What is being asked: From the listing below, pull each line that includes "Lenny".

---+---

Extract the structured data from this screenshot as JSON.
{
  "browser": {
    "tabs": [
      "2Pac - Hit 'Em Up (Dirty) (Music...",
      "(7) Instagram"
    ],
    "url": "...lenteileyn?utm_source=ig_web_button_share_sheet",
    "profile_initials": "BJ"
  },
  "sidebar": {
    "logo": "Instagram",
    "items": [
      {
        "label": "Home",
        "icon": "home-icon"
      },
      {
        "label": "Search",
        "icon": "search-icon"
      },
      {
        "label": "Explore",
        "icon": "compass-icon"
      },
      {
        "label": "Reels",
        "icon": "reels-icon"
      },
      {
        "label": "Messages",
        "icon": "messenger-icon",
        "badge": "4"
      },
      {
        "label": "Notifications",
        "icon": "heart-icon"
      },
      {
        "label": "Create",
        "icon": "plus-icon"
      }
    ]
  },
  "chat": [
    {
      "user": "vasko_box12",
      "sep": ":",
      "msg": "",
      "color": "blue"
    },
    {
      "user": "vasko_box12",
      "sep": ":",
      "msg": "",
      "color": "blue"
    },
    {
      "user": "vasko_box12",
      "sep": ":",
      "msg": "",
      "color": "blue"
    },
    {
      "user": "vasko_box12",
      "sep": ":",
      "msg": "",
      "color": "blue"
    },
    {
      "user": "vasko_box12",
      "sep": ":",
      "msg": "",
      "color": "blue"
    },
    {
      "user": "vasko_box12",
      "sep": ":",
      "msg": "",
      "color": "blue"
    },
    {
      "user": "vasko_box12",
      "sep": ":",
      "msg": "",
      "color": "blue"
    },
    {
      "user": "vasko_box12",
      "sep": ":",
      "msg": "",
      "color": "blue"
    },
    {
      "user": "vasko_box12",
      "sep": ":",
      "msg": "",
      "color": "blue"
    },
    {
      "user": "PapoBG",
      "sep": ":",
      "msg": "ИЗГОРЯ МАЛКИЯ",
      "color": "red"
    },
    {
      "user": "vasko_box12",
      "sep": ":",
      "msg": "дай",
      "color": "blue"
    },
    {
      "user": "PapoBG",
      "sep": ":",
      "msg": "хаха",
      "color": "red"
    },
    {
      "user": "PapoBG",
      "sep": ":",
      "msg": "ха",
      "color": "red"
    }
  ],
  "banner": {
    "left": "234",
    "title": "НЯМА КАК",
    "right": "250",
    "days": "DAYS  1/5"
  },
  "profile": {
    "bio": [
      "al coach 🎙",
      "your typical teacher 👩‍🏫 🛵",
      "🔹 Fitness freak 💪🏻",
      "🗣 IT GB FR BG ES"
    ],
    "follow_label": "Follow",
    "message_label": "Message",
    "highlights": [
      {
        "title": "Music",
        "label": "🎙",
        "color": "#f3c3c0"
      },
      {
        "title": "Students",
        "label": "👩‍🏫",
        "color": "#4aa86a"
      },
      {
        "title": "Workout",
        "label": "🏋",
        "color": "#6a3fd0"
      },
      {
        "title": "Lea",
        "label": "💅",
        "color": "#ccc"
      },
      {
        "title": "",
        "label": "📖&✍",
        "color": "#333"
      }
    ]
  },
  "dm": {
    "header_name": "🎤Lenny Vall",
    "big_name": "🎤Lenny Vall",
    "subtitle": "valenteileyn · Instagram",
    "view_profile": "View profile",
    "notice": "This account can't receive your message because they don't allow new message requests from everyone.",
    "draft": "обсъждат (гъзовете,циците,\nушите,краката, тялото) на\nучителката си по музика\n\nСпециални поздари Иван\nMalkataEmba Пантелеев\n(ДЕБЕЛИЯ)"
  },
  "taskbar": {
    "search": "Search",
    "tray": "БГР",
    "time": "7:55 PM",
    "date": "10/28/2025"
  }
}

---+---

Exercise solution:
    "header_name": "🎤Lenny Vall",
    "big_name": "🎤Lenny Vall",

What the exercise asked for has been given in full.